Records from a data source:
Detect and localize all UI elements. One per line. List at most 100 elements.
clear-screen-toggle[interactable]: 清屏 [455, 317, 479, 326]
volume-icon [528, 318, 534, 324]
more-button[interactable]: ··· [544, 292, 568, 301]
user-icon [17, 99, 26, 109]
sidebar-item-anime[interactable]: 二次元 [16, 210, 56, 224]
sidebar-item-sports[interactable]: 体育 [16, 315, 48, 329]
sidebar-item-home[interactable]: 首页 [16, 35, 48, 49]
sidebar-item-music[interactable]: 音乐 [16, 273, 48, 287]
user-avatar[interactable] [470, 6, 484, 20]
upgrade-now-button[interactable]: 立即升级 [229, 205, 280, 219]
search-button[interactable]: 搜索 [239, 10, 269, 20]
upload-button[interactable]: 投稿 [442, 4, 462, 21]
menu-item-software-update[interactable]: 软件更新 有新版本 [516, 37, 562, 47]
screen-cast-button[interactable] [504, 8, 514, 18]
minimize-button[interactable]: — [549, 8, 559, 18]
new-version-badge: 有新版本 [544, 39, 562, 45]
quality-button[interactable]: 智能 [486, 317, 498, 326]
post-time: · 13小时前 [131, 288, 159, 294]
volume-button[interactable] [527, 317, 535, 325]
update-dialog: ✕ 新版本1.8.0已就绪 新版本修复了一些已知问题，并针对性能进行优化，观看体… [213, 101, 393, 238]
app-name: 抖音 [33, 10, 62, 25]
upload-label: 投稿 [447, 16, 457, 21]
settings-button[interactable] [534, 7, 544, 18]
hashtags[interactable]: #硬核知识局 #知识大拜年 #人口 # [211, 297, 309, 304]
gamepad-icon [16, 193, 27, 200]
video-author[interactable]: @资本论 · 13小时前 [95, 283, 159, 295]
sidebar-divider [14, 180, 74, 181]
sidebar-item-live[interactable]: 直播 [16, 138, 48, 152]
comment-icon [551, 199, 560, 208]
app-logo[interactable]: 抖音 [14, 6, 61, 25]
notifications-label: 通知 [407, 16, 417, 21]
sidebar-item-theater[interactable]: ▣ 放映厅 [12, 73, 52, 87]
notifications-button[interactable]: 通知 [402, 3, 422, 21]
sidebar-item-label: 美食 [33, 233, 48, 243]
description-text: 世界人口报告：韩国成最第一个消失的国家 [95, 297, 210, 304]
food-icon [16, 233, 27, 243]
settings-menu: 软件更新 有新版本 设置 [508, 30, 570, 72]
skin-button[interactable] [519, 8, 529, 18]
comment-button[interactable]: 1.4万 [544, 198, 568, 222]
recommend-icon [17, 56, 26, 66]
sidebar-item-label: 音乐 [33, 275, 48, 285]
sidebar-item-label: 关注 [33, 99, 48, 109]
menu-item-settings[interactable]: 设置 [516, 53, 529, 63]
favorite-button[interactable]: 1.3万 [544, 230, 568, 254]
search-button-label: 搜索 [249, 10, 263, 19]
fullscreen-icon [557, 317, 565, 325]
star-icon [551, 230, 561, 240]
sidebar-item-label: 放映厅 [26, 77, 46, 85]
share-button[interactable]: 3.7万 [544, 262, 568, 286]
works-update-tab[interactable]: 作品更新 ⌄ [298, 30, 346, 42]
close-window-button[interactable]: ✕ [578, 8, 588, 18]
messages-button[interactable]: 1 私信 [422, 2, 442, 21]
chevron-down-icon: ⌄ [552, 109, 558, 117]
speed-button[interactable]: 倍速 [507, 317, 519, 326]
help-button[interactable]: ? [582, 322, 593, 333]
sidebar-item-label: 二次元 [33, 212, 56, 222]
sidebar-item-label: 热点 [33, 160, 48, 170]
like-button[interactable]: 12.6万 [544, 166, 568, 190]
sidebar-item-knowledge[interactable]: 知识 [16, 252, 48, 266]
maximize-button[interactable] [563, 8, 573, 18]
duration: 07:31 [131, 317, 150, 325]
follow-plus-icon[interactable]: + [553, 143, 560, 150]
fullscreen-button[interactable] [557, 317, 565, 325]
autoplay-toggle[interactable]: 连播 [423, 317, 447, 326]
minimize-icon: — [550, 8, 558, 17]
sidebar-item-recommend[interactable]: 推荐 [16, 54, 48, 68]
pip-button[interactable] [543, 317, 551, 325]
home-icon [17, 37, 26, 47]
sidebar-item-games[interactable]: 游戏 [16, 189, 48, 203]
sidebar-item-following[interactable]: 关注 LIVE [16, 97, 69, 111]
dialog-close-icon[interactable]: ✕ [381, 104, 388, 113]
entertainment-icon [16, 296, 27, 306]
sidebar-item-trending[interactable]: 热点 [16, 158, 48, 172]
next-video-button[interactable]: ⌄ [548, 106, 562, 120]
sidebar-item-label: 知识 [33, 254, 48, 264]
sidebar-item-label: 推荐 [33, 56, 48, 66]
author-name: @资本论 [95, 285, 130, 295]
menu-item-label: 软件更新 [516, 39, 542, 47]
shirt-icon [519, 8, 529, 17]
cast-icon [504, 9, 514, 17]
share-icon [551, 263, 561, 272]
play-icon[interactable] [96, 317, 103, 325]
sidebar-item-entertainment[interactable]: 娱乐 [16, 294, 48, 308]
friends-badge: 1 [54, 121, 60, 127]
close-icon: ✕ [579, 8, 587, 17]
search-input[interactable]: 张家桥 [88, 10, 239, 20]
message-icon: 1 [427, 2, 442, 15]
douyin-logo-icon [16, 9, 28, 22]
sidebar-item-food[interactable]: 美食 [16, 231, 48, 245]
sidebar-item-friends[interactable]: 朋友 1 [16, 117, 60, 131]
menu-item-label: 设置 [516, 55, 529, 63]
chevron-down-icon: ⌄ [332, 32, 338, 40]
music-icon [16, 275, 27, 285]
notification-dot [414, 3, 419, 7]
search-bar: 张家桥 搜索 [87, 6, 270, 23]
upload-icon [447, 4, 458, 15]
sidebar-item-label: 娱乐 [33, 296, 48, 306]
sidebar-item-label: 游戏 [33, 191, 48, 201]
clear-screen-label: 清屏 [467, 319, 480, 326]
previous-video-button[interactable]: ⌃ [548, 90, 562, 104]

* DIRECTIONS *
Pull out every line above that contains the string "有新版本".

* FULL OUTPUT *
menu-item-software-update[interactable]: 软件更新 有新版本 [516, 37, 562, 47]
new-version-badge: 有新版本 [544, 39, 562, 45]
settings-menu: 软件更新 有新版本 设置 [508, 30, 570, 72]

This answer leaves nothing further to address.